INSTRUCTION: Repeat the listing in full, exactly as it stands.

EXERCISE MATERIALS:
....
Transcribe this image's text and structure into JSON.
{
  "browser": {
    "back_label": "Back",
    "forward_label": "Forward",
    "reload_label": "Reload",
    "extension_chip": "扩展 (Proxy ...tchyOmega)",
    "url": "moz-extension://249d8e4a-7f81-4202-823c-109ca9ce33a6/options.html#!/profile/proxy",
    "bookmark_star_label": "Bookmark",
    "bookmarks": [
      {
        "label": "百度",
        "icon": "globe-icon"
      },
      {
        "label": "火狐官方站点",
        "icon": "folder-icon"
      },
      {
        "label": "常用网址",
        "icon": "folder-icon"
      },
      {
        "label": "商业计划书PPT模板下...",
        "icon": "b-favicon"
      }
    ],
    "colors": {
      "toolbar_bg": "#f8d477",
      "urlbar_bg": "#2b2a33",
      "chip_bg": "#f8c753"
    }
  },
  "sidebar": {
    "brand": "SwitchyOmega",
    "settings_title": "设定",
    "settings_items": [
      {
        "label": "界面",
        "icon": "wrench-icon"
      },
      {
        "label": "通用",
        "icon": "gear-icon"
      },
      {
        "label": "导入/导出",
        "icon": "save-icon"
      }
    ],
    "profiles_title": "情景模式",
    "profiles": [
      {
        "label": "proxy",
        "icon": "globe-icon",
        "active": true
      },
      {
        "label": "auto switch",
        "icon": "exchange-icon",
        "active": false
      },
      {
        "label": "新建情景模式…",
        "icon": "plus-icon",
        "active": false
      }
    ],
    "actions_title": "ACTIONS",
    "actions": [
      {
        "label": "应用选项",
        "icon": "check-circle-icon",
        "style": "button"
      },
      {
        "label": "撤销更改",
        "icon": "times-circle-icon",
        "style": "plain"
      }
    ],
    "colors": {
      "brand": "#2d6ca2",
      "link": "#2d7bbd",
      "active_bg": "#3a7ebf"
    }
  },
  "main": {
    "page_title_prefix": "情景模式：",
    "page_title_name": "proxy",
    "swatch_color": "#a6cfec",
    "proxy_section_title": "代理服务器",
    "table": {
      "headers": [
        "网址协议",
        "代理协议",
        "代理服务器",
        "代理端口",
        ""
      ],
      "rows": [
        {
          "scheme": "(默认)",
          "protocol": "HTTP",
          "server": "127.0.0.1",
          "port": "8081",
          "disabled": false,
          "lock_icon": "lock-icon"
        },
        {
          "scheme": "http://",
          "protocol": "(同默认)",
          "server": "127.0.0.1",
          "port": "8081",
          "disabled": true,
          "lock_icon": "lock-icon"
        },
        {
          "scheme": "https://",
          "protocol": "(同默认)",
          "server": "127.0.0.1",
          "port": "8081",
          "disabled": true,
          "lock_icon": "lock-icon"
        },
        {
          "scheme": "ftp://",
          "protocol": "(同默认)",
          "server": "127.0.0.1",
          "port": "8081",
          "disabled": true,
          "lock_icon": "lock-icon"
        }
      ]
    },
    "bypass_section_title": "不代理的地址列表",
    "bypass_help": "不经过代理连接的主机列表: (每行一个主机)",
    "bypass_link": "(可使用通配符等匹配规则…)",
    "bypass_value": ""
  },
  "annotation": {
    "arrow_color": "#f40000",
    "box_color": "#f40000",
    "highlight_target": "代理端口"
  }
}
....
SOLUTION FOR THIS TASK:
Transcribe this image's text and structure into JSON.
{
  "browser": {
    "back_label": "Back",
    "forward_label": "Forward",
    "reload_label": "Reload",
    "extension_chip": "扩展 (Proxy ...tchyOmega)",
    "url": "moz-extension://249d8e4a-7f81-4202-823c-109ca9ce33a6/options.html#!/profile/proxy",
    "bookmark_star_label": "Bookmark",
    "bookmarks": [
      {
        "label": "百度",
        "icon": "globe-icon"
      },
      {
        "label": "火狐官方站点",
        "icon": "folder-icon"
      },
      {
        "label": "常用网址",
        "icon": "folder-icon"
      },
      {
        "label": "商业计划书PPT模板下...",
        "icon": "b-favicon"
      }
    ],
    "colors": {
      "toolbar_bg": "#f8d477",
      "urlbar_bg": "#2b2a33",
      "chip_bg": "#f8c753"
    }
  },
  "sidebar": {
    "brand": "SwitchyOmega",
    "settings_title": "设定",
    "settings_items": [
      {
        "label": "界面",
        "icon": "wrench-icon"
      },
      {
        "label": "通用",
        "icon": "gear-icon"
      },
      {
        "label": "导入/导出",
        "icon": "save-icon"
      }
    ],
    "profiles_title": "情景模式",
    "profiles": [
      {
        "label": "proxy",
        "icon": "globe-icon",
        "active": true
      },
      {
        "label": "auto switch",
        "icon": "exchange-icon",
        "active": false
      },
      {
        "label": "新建情景模式…",
        "icon": "plus-icon",
        "active": false
      }
    ],
    "actions_title": "ACTIONS",
    "actions": [
      {
        "label": "应用选项",
        "icon": "check-circle-icon",
        "style": "button"
      },
      {
        "label": "撤销更改",
        "icon": "times-circle-icon",
        "style": "plain"
      }
    ],
    "colors": {
      "brand": "#2d6ca2",
      "link": "#2d7bbd",
      "active_bg": "#3a7ebf"
    }
  },
  "main": {
    "page_title_prefix": "情景模式：",
    "page_title_name": "proxy",
    "swatch_color": "#a6cfec",
    "proxy_section_title": "代理服务器",
    "table": {
      "headers": [
        "网址协议",
        "代理协议",
        "代理服务器",
        "代理端口",
        ""
      ],
      "rows": [
        {
          "scheme": "(默认)",
          "protocol": "HTTP",
          "server": "127.0.0.1",
          "port": "8081",
          "disabled": false,
          "lock_icon": "lock-icon"
        },
        {
          "scheme": "http://",
          "protocol": "(同默认)",
          "server": "127.0.0.1",
          "port": "8081",
          "disabled": true,
          "lock_icon": "lock-icon"
        },
        {
          "scheme": "https://",
          "protocol": "(同默认)",
          "server": "127.0.0.1",
          "port": "8081",
          "disabled": true,
          "lock_icon": "lock-icon"
        },
        {
          "scheme": "ftp://",
          "protocol": "(同默认)",
          "server": "127.0.0.1",
          "port": "8081",
          "disabled": true,
          "lock_icon": "lock-icon"
        }
      ]
    },
    "bypass_section_title": "不代理的地址列表",
    "bypass_help": "不经过代理连接的主机列表: (每行一个主机)",
    "bypass_link": "(可使用通配符等匹配规则…)",
    "bypass_value": ""
  },
  "annotation": {
    "arrow_color": "#f40000",
    "box_color": "#f40000",
    "highlight_target": "代理端口"
  }
}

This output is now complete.